YOUR TASK: Take every line that has the string "content" and copy it out.

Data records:
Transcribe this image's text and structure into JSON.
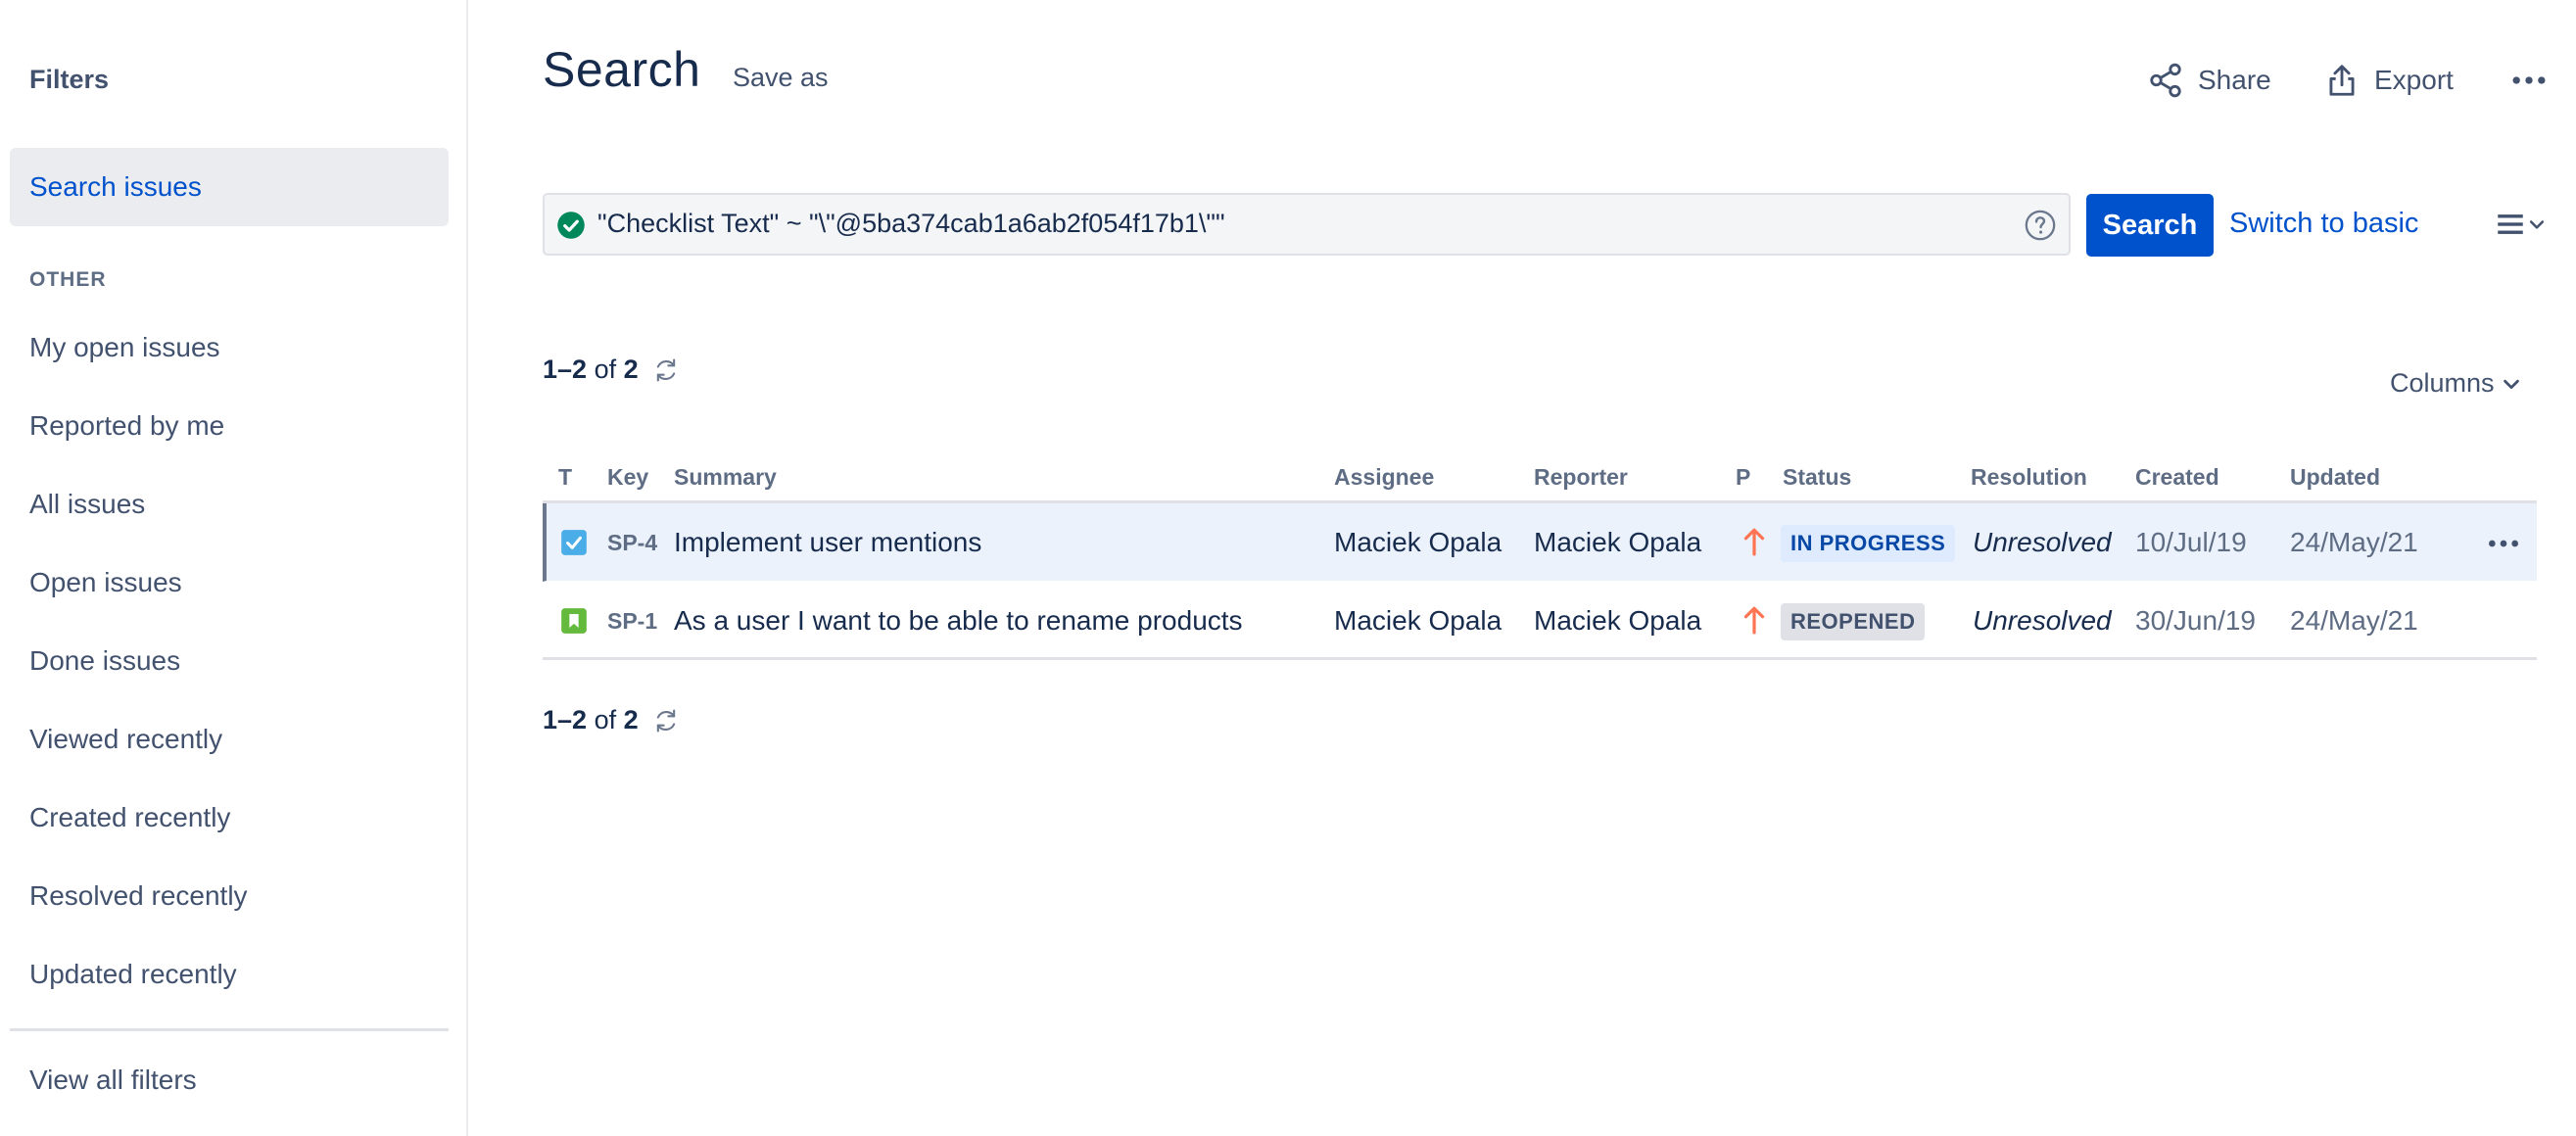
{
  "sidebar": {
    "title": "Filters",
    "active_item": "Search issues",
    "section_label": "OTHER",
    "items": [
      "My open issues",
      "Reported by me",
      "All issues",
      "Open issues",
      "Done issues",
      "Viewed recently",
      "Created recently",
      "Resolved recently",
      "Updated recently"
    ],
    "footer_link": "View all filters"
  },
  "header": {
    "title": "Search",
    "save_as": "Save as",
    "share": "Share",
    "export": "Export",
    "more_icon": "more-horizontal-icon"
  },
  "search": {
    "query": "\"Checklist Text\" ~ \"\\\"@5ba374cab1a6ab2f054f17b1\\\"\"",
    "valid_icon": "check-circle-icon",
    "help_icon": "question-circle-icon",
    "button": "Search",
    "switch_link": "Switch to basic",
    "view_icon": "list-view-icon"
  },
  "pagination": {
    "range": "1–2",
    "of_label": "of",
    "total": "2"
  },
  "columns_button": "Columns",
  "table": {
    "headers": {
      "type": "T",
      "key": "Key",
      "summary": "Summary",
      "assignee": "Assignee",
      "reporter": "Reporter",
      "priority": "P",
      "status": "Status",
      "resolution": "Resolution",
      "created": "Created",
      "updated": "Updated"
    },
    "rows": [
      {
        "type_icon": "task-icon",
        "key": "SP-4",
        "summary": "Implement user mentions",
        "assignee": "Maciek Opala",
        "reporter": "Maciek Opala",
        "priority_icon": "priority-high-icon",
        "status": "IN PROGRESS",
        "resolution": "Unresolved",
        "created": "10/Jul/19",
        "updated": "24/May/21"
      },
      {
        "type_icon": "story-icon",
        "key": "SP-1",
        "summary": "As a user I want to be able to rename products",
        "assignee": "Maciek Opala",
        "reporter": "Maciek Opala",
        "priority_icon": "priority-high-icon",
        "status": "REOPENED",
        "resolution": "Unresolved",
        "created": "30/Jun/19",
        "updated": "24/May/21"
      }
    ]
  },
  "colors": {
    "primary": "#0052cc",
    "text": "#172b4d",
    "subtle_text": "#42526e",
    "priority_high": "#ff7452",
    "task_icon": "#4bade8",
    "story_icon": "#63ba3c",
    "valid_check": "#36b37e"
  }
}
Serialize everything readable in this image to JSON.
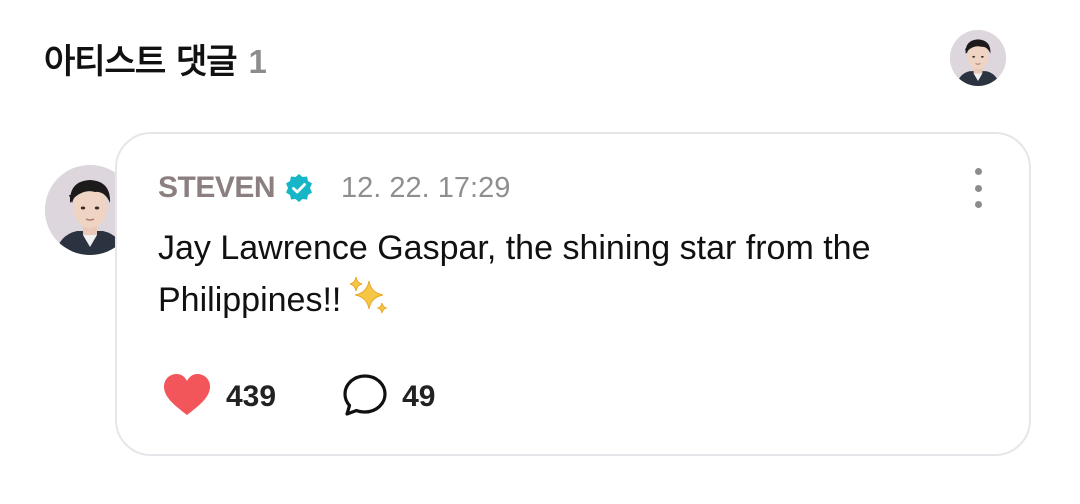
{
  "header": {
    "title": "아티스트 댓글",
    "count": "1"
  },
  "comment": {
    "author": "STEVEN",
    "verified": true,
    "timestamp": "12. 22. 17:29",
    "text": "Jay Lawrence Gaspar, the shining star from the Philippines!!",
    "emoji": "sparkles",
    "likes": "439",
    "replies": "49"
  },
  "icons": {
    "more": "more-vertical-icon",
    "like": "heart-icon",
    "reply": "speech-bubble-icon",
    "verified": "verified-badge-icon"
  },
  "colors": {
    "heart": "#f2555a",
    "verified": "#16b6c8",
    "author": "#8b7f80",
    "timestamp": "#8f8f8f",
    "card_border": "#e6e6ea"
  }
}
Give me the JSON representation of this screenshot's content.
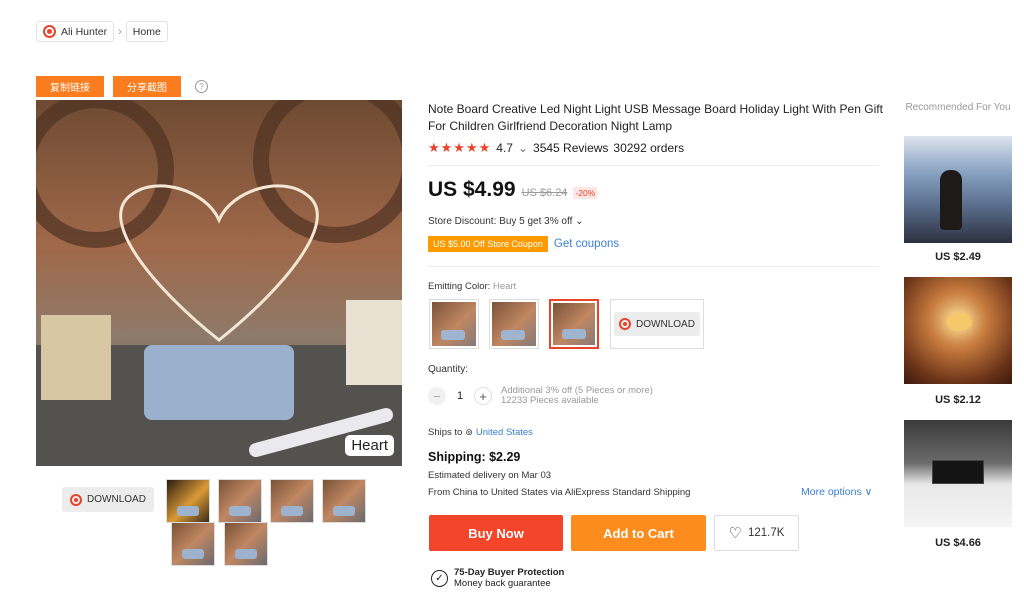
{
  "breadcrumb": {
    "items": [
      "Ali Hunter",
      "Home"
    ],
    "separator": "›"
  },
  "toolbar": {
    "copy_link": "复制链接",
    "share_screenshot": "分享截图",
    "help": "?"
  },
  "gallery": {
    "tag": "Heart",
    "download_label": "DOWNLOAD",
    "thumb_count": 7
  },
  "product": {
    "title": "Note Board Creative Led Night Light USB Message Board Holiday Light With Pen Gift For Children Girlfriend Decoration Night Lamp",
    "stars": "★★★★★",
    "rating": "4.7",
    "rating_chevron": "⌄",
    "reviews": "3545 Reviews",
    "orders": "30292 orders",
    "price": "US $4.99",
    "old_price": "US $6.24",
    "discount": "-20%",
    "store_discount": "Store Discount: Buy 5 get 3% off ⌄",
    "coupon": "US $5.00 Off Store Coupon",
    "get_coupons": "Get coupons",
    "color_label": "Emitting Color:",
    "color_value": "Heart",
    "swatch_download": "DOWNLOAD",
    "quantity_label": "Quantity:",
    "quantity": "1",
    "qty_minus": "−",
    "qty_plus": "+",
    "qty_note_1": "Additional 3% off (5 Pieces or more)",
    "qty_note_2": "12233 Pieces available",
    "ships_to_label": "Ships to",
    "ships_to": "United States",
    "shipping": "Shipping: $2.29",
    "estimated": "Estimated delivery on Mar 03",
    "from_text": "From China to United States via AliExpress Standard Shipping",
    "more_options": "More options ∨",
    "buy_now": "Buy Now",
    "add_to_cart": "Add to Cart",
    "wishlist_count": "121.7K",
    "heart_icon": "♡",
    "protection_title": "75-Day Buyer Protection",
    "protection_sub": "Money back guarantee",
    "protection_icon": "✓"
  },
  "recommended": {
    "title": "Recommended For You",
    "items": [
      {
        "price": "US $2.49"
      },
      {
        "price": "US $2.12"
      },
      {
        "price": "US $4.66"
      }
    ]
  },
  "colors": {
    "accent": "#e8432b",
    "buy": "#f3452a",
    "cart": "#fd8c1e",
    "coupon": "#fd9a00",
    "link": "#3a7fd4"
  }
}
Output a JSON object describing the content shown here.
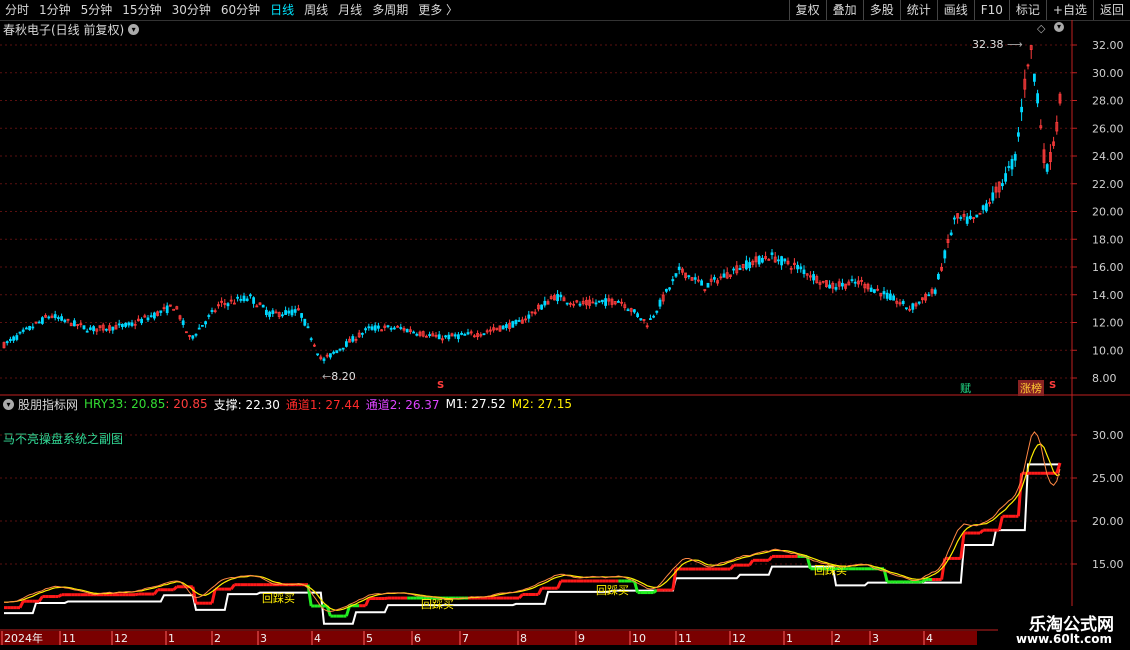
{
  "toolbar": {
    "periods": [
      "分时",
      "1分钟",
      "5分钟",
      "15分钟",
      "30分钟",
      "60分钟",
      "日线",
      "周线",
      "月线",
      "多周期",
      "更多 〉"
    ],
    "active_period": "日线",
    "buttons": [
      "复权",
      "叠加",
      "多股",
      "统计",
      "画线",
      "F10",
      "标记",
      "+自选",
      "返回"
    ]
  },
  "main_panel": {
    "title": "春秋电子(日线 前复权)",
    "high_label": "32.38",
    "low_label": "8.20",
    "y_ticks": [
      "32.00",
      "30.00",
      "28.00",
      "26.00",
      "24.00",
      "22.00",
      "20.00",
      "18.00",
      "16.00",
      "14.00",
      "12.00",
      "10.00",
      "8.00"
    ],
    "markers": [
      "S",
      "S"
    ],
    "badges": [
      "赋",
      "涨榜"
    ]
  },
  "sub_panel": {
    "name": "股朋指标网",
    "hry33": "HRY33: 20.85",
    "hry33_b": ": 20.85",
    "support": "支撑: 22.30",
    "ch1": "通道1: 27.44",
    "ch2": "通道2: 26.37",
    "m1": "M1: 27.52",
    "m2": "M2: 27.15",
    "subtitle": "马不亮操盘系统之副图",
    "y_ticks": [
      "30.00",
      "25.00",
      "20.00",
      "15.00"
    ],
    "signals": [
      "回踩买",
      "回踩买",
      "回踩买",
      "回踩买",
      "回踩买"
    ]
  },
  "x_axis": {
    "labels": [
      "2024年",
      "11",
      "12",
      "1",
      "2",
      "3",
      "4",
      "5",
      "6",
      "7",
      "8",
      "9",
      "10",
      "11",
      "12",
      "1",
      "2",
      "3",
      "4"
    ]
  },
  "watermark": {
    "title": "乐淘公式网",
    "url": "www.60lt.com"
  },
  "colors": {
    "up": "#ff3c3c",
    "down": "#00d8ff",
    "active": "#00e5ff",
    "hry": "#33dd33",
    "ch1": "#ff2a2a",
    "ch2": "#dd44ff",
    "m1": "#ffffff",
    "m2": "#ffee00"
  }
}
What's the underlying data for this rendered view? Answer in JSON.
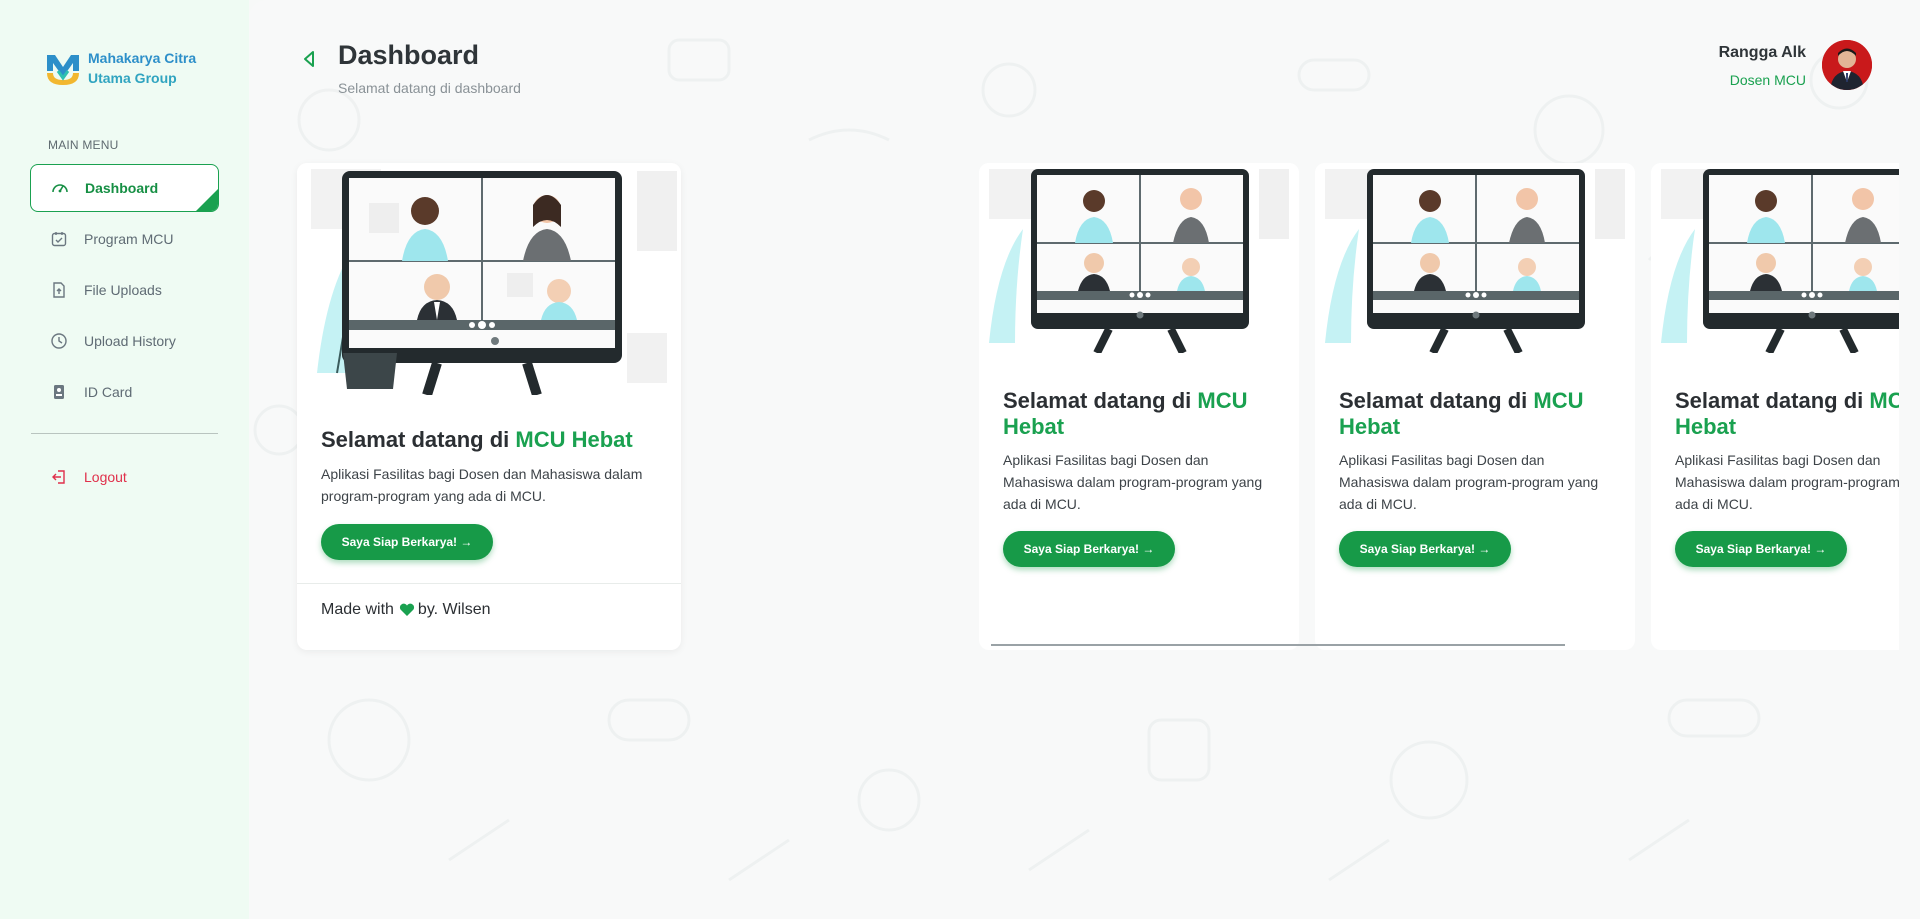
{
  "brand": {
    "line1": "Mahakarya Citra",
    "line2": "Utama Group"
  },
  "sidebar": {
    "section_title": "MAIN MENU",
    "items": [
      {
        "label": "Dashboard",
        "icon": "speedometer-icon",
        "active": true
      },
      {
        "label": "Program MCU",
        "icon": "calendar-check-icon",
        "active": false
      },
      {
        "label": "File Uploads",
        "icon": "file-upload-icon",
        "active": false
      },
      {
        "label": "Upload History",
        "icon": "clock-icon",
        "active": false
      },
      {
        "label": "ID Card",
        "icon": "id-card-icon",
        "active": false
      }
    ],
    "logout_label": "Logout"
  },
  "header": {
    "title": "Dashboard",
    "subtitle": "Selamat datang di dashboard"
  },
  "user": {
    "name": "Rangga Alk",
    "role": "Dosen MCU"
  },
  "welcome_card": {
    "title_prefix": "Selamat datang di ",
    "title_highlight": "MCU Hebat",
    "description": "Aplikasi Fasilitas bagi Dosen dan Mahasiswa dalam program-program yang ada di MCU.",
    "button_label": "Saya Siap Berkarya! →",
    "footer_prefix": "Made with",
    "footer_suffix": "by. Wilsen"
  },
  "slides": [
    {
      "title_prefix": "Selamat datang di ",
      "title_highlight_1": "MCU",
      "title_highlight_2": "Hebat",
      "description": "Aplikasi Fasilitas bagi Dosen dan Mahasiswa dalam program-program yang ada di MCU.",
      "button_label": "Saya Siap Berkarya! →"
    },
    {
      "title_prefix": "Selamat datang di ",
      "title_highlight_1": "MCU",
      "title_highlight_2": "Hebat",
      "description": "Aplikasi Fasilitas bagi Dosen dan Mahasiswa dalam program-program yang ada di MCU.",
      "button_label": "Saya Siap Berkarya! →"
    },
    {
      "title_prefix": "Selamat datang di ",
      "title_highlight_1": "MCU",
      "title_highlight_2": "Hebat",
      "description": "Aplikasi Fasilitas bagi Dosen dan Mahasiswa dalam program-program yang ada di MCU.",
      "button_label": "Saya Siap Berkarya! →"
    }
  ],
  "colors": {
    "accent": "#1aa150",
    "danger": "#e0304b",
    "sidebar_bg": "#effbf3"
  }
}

OUTPUT FOR THIS TASK:
Give me the JSON representation of this screenshot's content.
Output a JSON object describing the content shown here.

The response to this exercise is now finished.